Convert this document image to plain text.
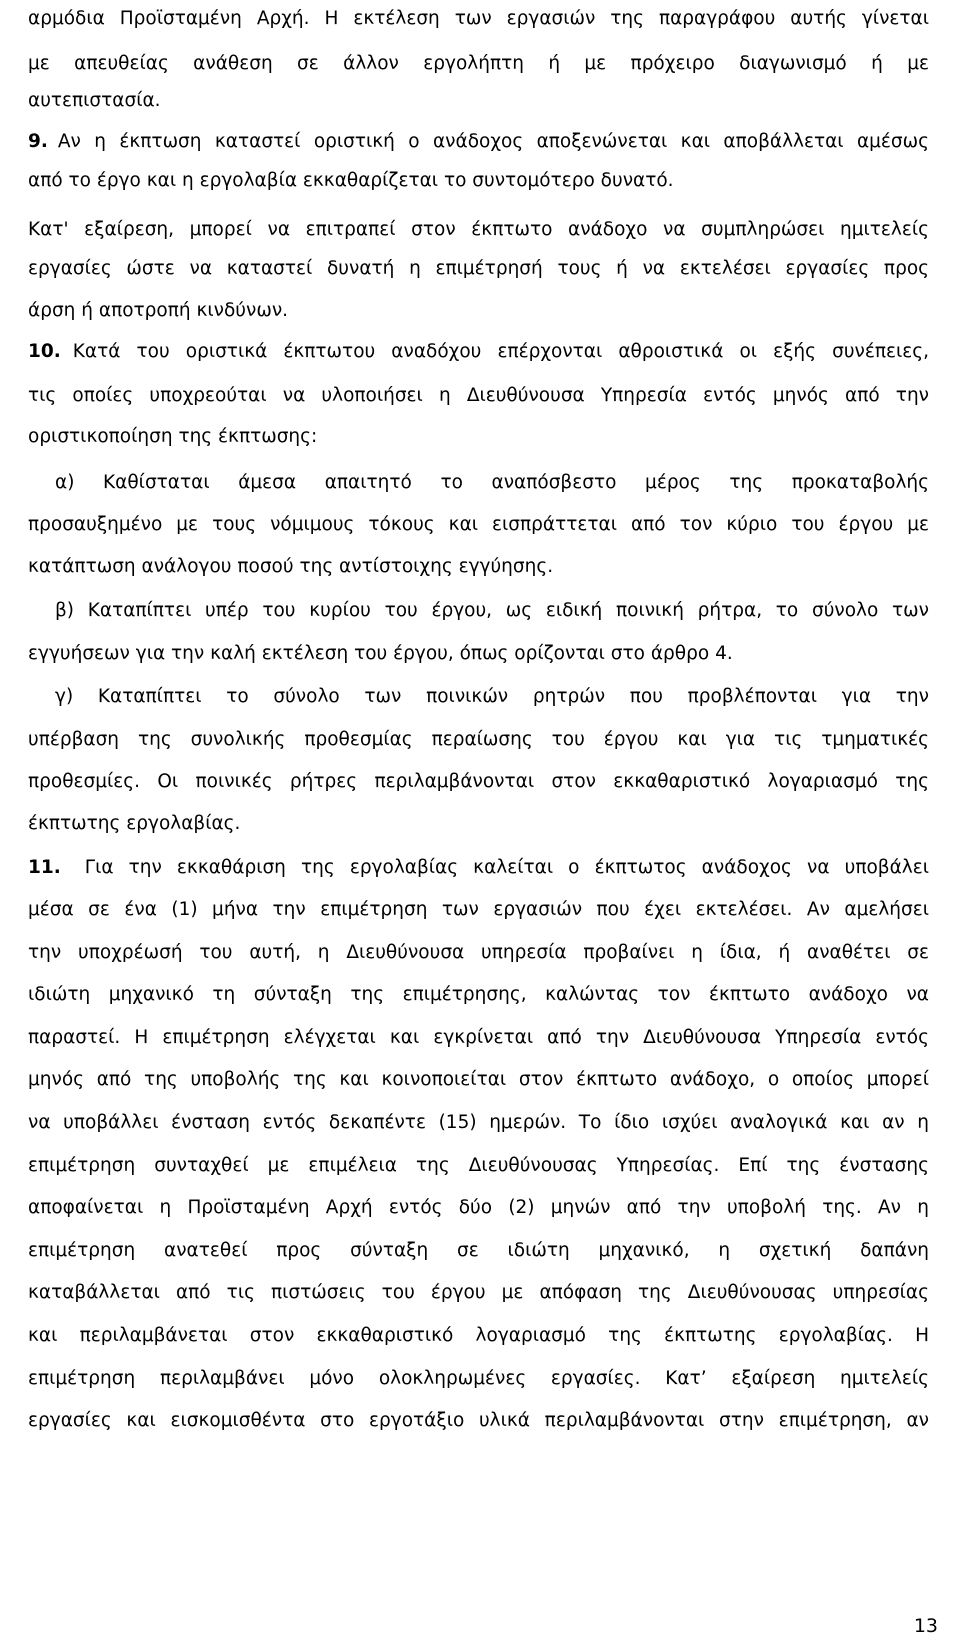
αρμόδια Προϊσταμένη Αρχή. Η εκτέλεση των εργασιών της παραγράφου αυτής γίνεται
με απευθείας ανάθεση σε άλλον εργολήπτη ή με πρόχειρο διαγωνισμό ή με
αυτεπιστασία.
9. Αν η έκπτωση καταστεί οριστική ο ανάδοχος αποξενώνεται και αποβάλλεται αμέσως
από το έργο και η εργολαβία εκκαθαρίζεται το συντομότερο δυνατό.
Κατ' εξαίρεση, μπορεί να επιτραπεί στον έκπτωτο ανάδοχο να συμπληρώσει ημιτελείς
εργασίες ώστε να καταστεί δυνατή η επιμέτρησή τους ή να εκτελέσει εργασίες προς
άρση ή αποτροπή κινδύνων.
10. Κατά του οριστικά έκπτωτου αναδόχου επέρχονται αθροιστικά οι εξής συνέπειες,
τις οποίες υποχρεούται να υλοποιήσει η Διευθύνουσα Υπηρεσία εντός μηνός από την
οριστικοποίηση της έκπτωσης:
α) Καθίσταται άμεσα απαιτητό το αναπόσβεστο μέρος της προκαταβολής
προσαυξημένο με τους νόμιμους τόκους και εισπράττεται από τον κύριο του έργου με
κατάπτωση ανάλογου ποσού της αντίστοιχης εγγύησης.
β) Καταπίπτει υπέρ του κυρίου του έργου, ως ειδική ποινική ρήτρα, το σύνολο των
εγγυήσεων για την καλή εκτέλεση του έργου, όπως ορίζονται στο άρθρο 4.
γ) Καταπίπτει το σύνολο των ποινικών ρητρών που προβλέπονται για την
υπέρβαση της συνολικής προθεσμίας περαίωσης του έργου και για τις τμηματικές
προθεσμίες. Οι ποινικές ρήτρες περιλαμβάνονται στον εκκαθαριστικό λογαριασμό της
έκπτωτης εργολαβίας.
11. Για την εκκαθάριση της εργολαβίας καλείται ο έκπτωτος ανάδοχος να υποβάλει
μέσα σε ένα (1) μήνα την επιμέτρηση των εργασιών που έχει εκτελέσει. Αν αμελήσει
την υποχρέωσή του αυτή, η Διευθύνουσα υπηρεσία προβαίνει η ίδια, ή αναθέτει σε
ιδιώτη μηχανικό τη σύνταξη της επιμέτρησης, καλώντας τον έκπτωτο ανάδοχο να
παραστεί. Η επιμέτρηση ελέγχεται και εγκρίνεται από την Διευθύνουσα Υπηρεσία εντός
μηνός από της υποβολής της και κοινοποιείται στον έκπτωτο ανάδοχο, ο οποίος μπορεί
να υποβάλλει ένσταση εντός δεκαπέντε (15) ημερών. Το ίδιο ισχύει αναλογικά και αν η
επιμέτρηση συνταχθεί με επιμέλεια της Διευθύνουσας Υπηρεσίας. Επί της ένστασης
αποφαίνεται η Προϊσταμένη Αρχή εντός δύο (2) μηνών από την υποβολή της. Αν η
επιμέτρηση ανατεθεί προς σύνταξη σε ιδιώτη μηχανικό, η σχετική δαπάνη
καταβάλλεται από τις πιστώσεις του έργου με απόφαση της Διευθύνουσας υπηρεσίας
και περιλαμβάνεται στον εκκαθαριστικό λογαριασμό της έκπτωτης εργολαβίας. Η
επιμέτρηση περιλαμβάνει μόνο ολοκληρωμένες εργασίες. Κατ’ εξαίρεση ημιτελείς
εργασίες και εισκομισθέντα στο εργοτάξιο υλικά περιλαμβάνονται στην επιμέτρηση, αν
13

**WORK INSTRUCTIONS:** Quote the records above in full, dropping each picture.

**ANSWER TO THE TASK:**
Convert this document image to plain text.
αρμόδια Προϊσταμένη Αρχή. Η εκτέλεση των εργασιών της παραγράφου αυτής γίνεται
με απευθείας ανάθεση σε άλλον εργολήπτη ή με πρόχειρο διαγωνισμό ή με
αυτεπιστασία.
9. Αν η έκπτωση καταστεί οριστική ο ανάδοχος αποξενώνεται και αποβάλλεται αμέσως
από το έργο και η εργολαβία εκκαθαρίζεται το συντομότερο δυνατό.
Κατ' εξαίρεση, μπορεί να επιτραπεί στον έκπτωτο ανάδοχο να συμπληρώσει ημιτελείς
εργασίες ώστε να καταστεί δυνατή η επιμέτρησή τους ή να εκτελέσει εργασίες προς
άρση ή αποτροπή κινδύνων.
10. Κατά του οριστικά έκπτωτου αναδόχου επέρχονται αθροιστικά οι εξής συνέπειες,
τις οποίες υποχρεούται να υλοποιήσει η Διευθύνουσα Υπηρεσία εντός μηνός από την
οριστικοποίηση της έκπτωσης:
α) Καθίσταται άμεσα απαιτητό το αναπόσβεστο μέρος της προκαταβολής
προσαυξημένο με τους νόμιμους τόκους και εισπράττεται από τον κύριο του έργου με
κατάπτωση ανάλογου ποσού της αντίστοιχης εγγύησης.
β) Καταπίπτει υπέρ του κυρίου του έργου, ως ειδική ποινική ρήτρα, το σύνολο των
εγγυήσεων για την καλή εκτέλεση του έργου, όπως ορίζονται στο άρθρο 4.
γ) Καταπίπτει το σύνολο των ποινικών ρητρών που προβλέπονται για την
υπέρβαση της συνολικής προθεσμίας περαίωσης του έργου και για τις τμηματικές
προθεσμίες. Οι ποινικές ρήτρες περιλαμβάνονται στον εκκαθαριστικό λογαριασμό της
έκπτωτης εργολαβίας.
11. Για την εκκαθάριση της εργολαβίας καλείται ο έκπτωτος ανάδοχος να υποβάλει
μέσα σε ένα (1) μήνα την επιμέτρηση των εργασιών που έχει εκτελέσει. Αν αμελήσει
την υποχρέωσή του αυτή, η Διευθύνουσα υπηρεσία προβαίνει η ίδια, ή αναθέτει σε
ιδιώτη μηχανικό τη σύνταξη της επιμέτρησης, καλώντας τον έκπτωτο ανάδοχο να
παραστεί. Η επιμέτρηση ελέγχεται και εγκρίνεται από την Διευθύνουσα Υπηρεσία εντός
μηνός από της υποβολής της και κοινοποιείται στον έκπτωτο ανάδοχο, ο οποίος μπορεί
να υποβάλλει ένσταση εντός δεκαπέντε (15) ημερών. Το ίδιο ισχύει αναλογικά και αν η
επιμέτρηση συνταχθεί με επιμέλεια της Διευθύνουσας Υπηρεσίας. Επί της ένστασης
αποφαίνεται η Προϊσταμένη Αρχή εντός δύο (2) μηνών από την υποβολή της. Αν η
επιμέτρηση ανατεθεί προς σύνταξη σε ιδιώτη μηχανικό, η σχετική δαπάνη
καταβάλλεται από τις πιστώσεις του έργου με απόφαση της Διευθύνουσας υπηρεσίας
και περιλαμβάνεται στον εκκαθαριστικό λογαριασμό της έκπτωτης εργολαβίας. Η
επιμέτρηση περιλαμβάνει μόνο ολοκληρωμένες εργασίες. Κατ’ εξαίρεση ημιτελείς
εργασίες και εισκομισθέντα στο εργοτάξιο υλικά περιλαμβάνονται στην επιμέτρηση, αν
13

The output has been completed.